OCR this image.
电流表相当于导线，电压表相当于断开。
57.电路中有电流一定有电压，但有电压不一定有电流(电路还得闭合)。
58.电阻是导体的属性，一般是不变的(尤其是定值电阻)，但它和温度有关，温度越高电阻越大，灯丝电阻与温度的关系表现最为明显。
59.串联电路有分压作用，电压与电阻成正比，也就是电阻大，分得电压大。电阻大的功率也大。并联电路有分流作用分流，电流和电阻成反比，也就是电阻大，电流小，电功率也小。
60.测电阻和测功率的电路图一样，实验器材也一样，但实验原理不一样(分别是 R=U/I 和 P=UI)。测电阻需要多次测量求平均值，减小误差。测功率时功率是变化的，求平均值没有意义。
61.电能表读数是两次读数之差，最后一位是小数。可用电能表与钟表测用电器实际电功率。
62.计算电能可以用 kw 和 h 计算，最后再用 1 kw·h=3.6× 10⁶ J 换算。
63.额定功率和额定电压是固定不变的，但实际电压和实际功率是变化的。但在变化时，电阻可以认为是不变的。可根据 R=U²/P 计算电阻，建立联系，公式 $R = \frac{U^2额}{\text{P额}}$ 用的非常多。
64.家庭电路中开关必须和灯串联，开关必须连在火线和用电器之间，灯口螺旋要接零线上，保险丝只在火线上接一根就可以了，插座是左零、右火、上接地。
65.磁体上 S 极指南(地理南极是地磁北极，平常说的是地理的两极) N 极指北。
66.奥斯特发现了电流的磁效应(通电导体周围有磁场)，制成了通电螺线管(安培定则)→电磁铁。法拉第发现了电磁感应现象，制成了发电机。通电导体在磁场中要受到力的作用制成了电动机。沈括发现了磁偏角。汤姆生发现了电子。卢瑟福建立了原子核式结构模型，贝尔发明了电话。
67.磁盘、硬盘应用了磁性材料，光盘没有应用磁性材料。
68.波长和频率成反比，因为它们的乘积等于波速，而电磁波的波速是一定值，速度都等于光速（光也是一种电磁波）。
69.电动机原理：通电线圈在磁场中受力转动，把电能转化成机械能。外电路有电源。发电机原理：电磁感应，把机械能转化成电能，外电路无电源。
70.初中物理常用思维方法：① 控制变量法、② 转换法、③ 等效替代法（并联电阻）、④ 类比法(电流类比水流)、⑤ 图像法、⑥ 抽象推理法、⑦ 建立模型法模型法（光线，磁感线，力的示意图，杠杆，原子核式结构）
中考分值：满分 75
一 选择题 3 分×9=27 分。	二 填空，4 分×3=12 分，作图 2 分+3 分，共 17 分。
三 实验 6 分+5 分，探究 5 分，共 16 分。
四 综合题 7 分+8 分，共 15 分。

--- --- ---

Aim of the exercise »
Output all of the data above without any alteration.

Answer to the problem »
OCR this image.
电流表相当于导线，电压表相当于断开。
57.电路中有电流一定有电压，但有电压不一定有电流(电路还得闭合)。
58.电阻是导体的属性，一般是不变的(尤其是定值电阻)，但它和温度有关，温度越高电阻越大，灯丝电阻与温度的关系表现最为明显。
59.串联电路有分压作用，电压与电阻成正比，也就是电阻大，分得电压大。电阻大的功率也大。并联电路有分流作用分流，电流和电阻成反比，也就是电阻大，电流小，电功率也小。
60.测电阻和测功率的电路图一样，实验器材也一样，但实验原理不一样(分别是 R=U/I 和 P=UI)。测电阻需要多次测量求平均值，减小误差。测功率时功率是变化的，求平均值没有意义。
61.电能表读数是两次读数之差，最后一位是小数。可用电能表与钟表测用电器实际电功率。
62.计算电能可以用 kw 和 h 计算，最后再用 1 kw·h=3.6× 10⁶ J 换算。
63.额定功率和额定电压是固定不变的，但实际电压和实际功率是变化的。但在变化时，电阻可以认为是不变的。可根据 R=U²/P 计算电阻，建立联系，公式 $R = \frac{U^2额}{\text{P额}}$ 用的非常多。
64.家庭电路中开关必须和灯串联，开关必须连在火线和用电器之间，灯口螺旋要接零线上，保险丝只在火线上接一根就可以了，插座是左零、右火、上接地。
65.磁体上 S 极指南(地理南极是地磁北极，平常说的是地理的两极) N 极指北。
66.奥斯特发现了电流的磁效应(通电导体周围有磁场)，制成了通电螺线管(安培定则)→电磁铁。法拉第发现了电磁感应现象，制成了发电机。通电导体在磁场中要受到力的作用制成了电动机。沈括发现了磁偏角。汤姆生发现了电子。卢瑟福建立了原子核式结构模型，贝尔发明了电话。
67.磁盘、硬盘应用了磁性材料，光盘没有应用磁性材料。
68.波长和频率成反比，因为它们的乘积等于波速，而电磁波的波速是一定值，速度都等于光速（光也是一种电磁波）。
69.电动机原理：通电线圈在磁场中受力转动，把电能转化成机械能。外电路有电源。发电机原理：电磁感应，把机械能转化成电能，外电路无电源。
70.初中物理常用思维方法：① 控制变量法、② 转换法、③ 等效替代法（并联电阻）、④ 类比法(电流类比水流)、⑤ 图像法、⑥ 抽象推理法、⑦ 建立模型法模型法（光线，磁感线，力的示意图，杠杆，原子核式结构）
中考分值：满分 75
一 选择题 3 分×9=27 分。	二 填空，4 分×3=12 分，作图 2 分+3 分，共 17 分。
三 实验 6 分+5 分，探究 5 分，共 16 分。
四 综合题 7 分+8 分，共 15 分。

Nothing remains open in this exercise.